WHAT IS ASKED
Within this material, how many lines have the string "color" in them? The answer is a number, with nothing added.

RECORDS PROVIDED

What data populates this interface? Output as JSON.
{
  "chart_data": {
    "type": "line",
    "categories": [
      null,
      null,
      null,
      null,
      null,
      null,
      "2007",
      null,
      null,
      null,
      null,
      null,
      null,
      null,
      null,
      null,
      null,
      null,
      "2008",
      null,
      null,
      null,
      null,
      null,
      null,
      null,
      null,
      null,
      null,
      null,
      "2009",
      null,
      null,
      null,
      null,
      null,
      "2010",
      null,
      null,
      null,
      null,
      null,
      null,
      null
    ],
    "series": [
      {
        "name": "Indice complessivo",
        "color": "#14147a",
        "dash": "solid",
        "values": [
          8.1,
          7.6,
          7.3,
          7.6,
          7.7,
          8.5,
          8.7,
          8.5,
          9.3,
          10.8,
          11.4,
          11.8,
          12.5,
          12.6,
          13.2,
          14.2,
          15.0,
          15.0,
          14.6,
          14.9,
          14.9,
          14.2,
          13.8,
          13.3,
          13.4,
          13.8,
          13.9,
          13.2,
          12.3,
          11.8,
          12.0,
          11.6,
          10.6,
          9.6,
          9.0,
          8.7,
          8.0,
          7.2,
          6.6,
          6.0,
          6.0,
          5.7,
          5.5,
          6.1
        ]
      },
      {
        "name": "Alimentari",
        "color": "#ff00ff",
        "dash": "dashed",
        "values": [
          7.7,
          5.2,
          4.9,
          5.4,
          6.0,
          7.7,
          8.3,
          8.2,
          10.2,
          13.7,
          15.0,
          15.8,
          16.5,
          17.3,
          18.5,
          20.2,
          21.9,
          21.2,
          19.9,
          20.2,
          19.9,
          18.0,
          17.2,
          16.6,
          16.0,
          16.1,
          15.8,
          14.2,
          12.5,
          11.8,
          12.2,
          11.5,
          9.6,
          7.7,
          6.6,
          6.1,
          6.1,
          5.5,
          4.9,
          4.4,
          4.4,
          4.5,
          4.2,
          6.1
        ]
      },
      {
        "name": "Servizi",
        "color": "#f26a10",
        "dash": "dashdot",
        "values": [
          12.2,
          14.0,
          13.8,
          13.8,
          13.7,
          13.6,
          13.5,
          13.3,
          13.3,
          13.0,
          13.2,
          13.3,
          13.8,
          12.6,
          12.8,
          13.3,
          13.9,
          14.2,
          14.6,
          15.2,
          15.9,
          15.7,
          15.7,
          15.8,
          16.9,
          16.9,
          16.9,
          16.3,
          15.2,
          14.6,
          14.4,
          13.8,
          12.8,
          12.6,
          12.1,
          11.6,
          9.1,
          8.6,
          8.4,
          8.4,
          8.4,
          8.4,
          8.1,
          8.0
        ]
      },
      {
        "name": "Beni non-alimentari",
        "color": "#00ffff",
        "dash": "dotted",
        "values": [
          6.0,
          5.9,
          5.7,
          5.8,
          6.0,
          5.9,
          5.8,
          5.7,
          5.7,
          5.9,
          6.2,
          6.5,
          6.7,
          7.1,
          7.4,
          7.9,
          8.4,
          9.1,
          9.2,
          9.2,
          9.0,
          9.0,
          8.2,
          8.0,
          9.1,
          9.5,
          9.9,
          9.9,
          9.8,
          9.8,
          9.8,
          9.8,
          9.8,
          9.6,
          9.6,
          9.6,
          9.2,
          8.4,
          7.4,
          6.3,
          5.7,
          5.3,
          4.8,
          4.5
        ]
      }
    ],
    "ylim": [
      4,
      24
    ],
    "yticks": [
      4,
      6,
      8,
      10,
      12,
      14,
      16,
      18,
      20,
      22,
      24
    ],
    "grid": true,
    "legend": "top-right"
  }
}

THE SOLUTION
4